┌──

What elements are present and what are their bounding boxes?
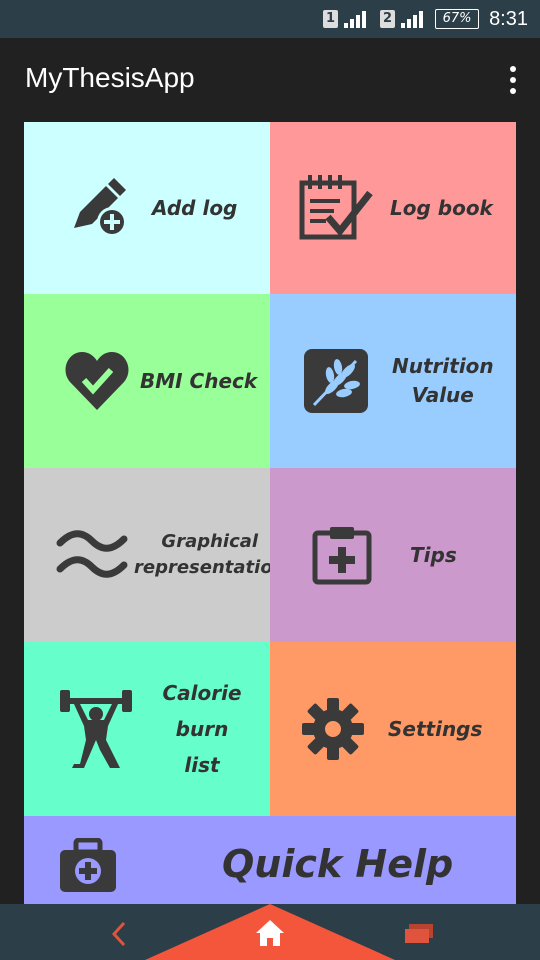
sim1-indicator: 1 bbox=[323, 10, 339, 28]
clipboard-plus-icon bbox=[312, 527, 372, 585]
graphical-representation-tile[interactable]: Graphical representation bbox=[24, 468, 286, 642]
graphical-label: Graphical representation bbox=[134, 529, 286, 581]
tips-label: Tips bbox=[410, 542, 457, 567]
add-log-tile[interactable]: Add log bbox=[24, 122, 270, 294]
first-aid-kit-icon bbox=[60, 838, 116, 892]
sim2-indicator: 2 bbox=[380, 10, 396, 28]
bmi-check-label: BMI Check bbox=[140, 368, 258, 393]
nutrition-label-line1: Nutrition bbox=[392, 354, 494, 378]
clock: 8:31 bbox=[489, 7, 528, 30]
calorie-label: Calorie burn list bbox=[134, 675, 270, 783]
app-title: MyThesisApp bbox=[25, 62, 195, 93]
wave-icon bbox=[56, 530, 128, 578]
recent-apps-icon[interactable] bbox=[405, 924, 435, 944]
more-vert-icon[interactable] bbox=[508, 66, 518, 94]
log-book-label: Log book bbox=[390, 195, 493, 220]
back-chevron-icon[interactable] bbox=[110, 920, 130, 948]
log-book-tile[interactable]: Log book bbox=[270, 122, 516, 294]
add-log-label: Add log bbox=[152, 195, 238, 220]
status-bar: 1 2 67% 8:31 bbox=[0, 0, 540, 38]
graphical-label-line1: Graphical bbox=[161, 531, 259, 552]
action-bar: MyThesisApp bbox=[0, 38, 540, 122]
signal-icon-2 bbox=[401, 10, 424, 28]
pencil-add-icon bbox=[74, 178, 127, 237]
nutrition-label-line2: Value bbox=[411, 383, 474, 407]
heart-check-icon bbox=[65, 352, 129, 410]
settings-tile[interactable]: Settings bbox=[270, 642, 516, 816]
calorie-label-line1: Calorie burn bbox=[162, 681, 242, 741]
quick-help-tile[interactable]: Quick Help bbox=[24, 816, 516, 904]
menu-grid: Add log Log book BMI Check Nutrition Val… bbox=[24, 122, 516, 904]
settings-label: Settings bbox=[388, 716, 483, 741]
notepad-check-icon bbox=[299, 175, 373, 240]
calorie-burn-list-tile[interactable]: Calorie burn list bbox=[24, 642, 270, 816]
graphical-label-line2: representation bbox=[134, 557, 286, 578]
weightlifter-icon bbox=[60, 690, 132, 768]
signal-icon-1 bbox=[344, 10, 367, 28]
navigation-bar bbox=[0, 904, 540, 960]
wheat-icon bbox=[304, 349, 368, 413]
nutrition-value-label: Nutrition Value bbox=[392, 352, 494, 410]
calorie-label-line2: list bbox=[184, 753, 220, 777]
quick-help-label: Quick Help bbox=[222, 841, 454, 886]
gear-icon bbox=[302, 698, 364, 760]
tips-tile[interactable]: Tips bbox=[270, 468, 516, 642]
bmi-check-tile[interactable]: BMI Check bbox=[24, 294, 270, 468]
nutrition-value-tile[interactable]: Nutrition Value bbox=[270, 294, 516, 468]
home-button[interactable] bbox=[145, 904, 395, 960]
battery-indicator: 67% bbox=[435, 9, 480, 29]
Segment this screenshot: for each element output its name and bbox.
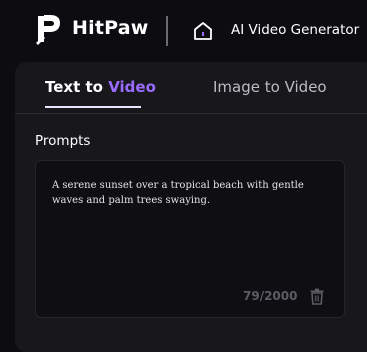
home-icon[interactable]: [191, 19, 215, 43]
prompt-input-box[interactable]: A serene sunset over a tropical beach wi…: [35, 160, 345, 318]
tab-image-to-video[interactable]: Image to Video: [213, 78, 327, 96]
character-count: 79/2000: [243, 289, 298, 303]
header-divider: [166, 16, 168, 46]
trash-icon[interactable]: [309, 288, 325, 305]
app-title: AI Video Generator: [231, 22, 360, 38]
tabs-divider: [15, 113, 367, 114]
tab-text-to-video[interactable]: Text to Video: [45, 78, 156, 96]
brand-name[interactable]: HitPaw: [72, 17, 149, 39]
hitpaw-logo-icon[interactable]: [34, 12, 62, 46]
prompt-input[interactable]: A serene sunset over a tropical beach wi…: [52, 178, 332, 218]
tab-text-to-video-label: Text to: [45, 78, 109, 96]
tab-text-to-video-accent: Video: [108, 78, 156, 96]
prompts-label: Prompts: [35, 133, 91, 149]
app-header: HitPaw AI Video Generator: [0, 0, 367, 62]
active-tab-indicator: [45, 106, 141, 108]
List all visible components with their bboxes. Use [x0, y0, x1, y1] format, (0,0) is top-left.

└──

GIVEN TASK: Reproduce every line of the items above without any changes, but leave out the picture placeholders.

EXERCISE OUTPUT:
What elements are present and what are their bounding boxes?
sim1-indicator: 1 bbox=[323, 10, 339, 28]
clipboard-plus-icon bbox=[312, 527, 372, 585]
graphical-representation-tile[interactable]: Graphical representation bbox=[24, 468, 286, 642]
graphical-label: Graphical representation bbox=[134, 529, 286, 581]
tips-label: Tips bbox=[410, 542, 457, 567]
add-log-tile[interactable]: Add log bbox=[24, 122, 270, 294]
first-aid-kit-icon bbox=[60, 838, 116, 892]
sim2-indicator: 2 bbox=[380, 10, 396, 28]
bmi-check-label: BMI Check bbox=[140, 368, 258, 393]
nutrition-label-line1: Nutrition bbox=[392, 354, 494, 378]
clock: 8:31 bbox=[489, 7, 528, 30]
calorie-label: Calorie burn list bbox=[134, 675, 270, 783]
app-title: MyThesisApp bbox=[25, 62, 195, 93]
wave-icon bbox=[56, 530, 128, 578]
recent-apps-icon[interactable] bbox=[405, 924, 435, 944]
more-vert-icon[interactable] bbox=[508, 66, 518, 94]
log-book-label: Log book bbox=[390, 195, 493, 220]
back-chevron-icon[interactable] bbox=[110, 920, 130, 948]
log-book-tile[interactable]: Log book bbox=[270, 122, 516, 294]
add-log-label: Add log bbox=[152, 195, 238, 220]
status-bar: 1 2 67% 8:31 bbox=[0, 0, 540, 38]
graphical-label-line1: Graphical bbox=[161, 531, 259, 552]
action-bar: MyThesisApp bbox=[0, 38, 540, 122]
signal-icon-2 bbox=[401, 10, 424, 28]
pencil-add-icon bbox=[74, 178, 127, 237]
nutrition-label-line2: Value bbox=[411, 383, 474, 407]
heart-check-icon bbox=[65, 352, 129, 410]
settings-tile[interactable]: Settings bbox=[270, 642, 516, 816]
calorie-label-line1: Calorie burn bbox=[162, 681, 242, 741]
quick-help-tile[interactable]: Quick Help bbox=[24, 816, 516, 904]
menu-grid: Add log Log book BMI Check Nutrition Val… bbox=[24, 122, 516, 904]
settings-label: Settings bbox=[388, 716, 483, 741]
notepad-check-icon bbox=[299, 175, 373, 240]
calorie-burn-list-tile[interactable]: Calorie burn list bbox=[24, 642, 270, 816]
graphical-label-line2: representation bbox=[134, 557, 286, 578]
weightlifter-icon bbox=[60, 690, 132, 768]
signal-icon-1 bbox=[344, 10, 367, 28]
navigation-bar bbox=[0, 904, 540, 960]
wheat-icon bbox=[304, 349, 368, 413]
nutrition-value-label: Nutrition Value bbox=[392, 352, 494, 410]
calorie-label-line2: list bbox=[184, 753, 220, 777]
quick-help-label: Quick Help bbox=[222, 841, 454, 886]
gear-icon bbox=[302, 698, 364, 760]
tips-tile[interactable]: Tips bbox=[270, 468, 516, 642]
bmi-check-tile[interactable]: BMI Check bbox=[24, 294, 270, 468]
nutrition-value-tile[interactable]: Nutrition Value bbox=[270, 294, 516, 468]
home-button[interactable] bbox=[145, 904, 395, 960]
battery-indicator: 67% bbox=[435, 9, 480, 29]
Segment this screenshot: for each element output its name and bbox.
home-icon[interactable]: [191, 19, 215, 43]
prompt-input-box[interactable]: A serene sunset over a tropical beach wi…: [35, 160, 345, 318]
tab-image-to-video[interactable]: Image to Video: [213, 78, 327, 96]
character-count: 79/2000: [243, 289, 298, 303]
header-divider: [166, 16, 168, 46]
trash-icon[interactable]: [309, 288, 325, 305]
app-title: AI Video Generator: [231, 22, 360, 38]
tabs-divider: [15, 113, 367, 114]
tab-text-to-video[interactable]: Text to Video: [45, 78, 156, 96]
brand-name[interactable]: HitPaw: [72, 17, 149, 39]
hitpaw-logo-icon[interactable]: [34, 12, 62, 46]
prompt-input[interactable]: A serene sunset over a tropical beach wi…: [52, 178, 332, 218]
tab-text-to-video-label: Text to: [45, 78, 109, 96]
tab-text-to-video-accent: Video: [108, 78, 156, 96]
prompts-label: Prompts: [35, 133, 91, 149]
app-header: HitPaw AI Video Generator: [0, 0, 367, 62]
active-tab-indicator: [45, 106, 141, 108]
List all visible components with their bboxes. Use [x0, y0, x1, y1] format, (0,0) is top-left.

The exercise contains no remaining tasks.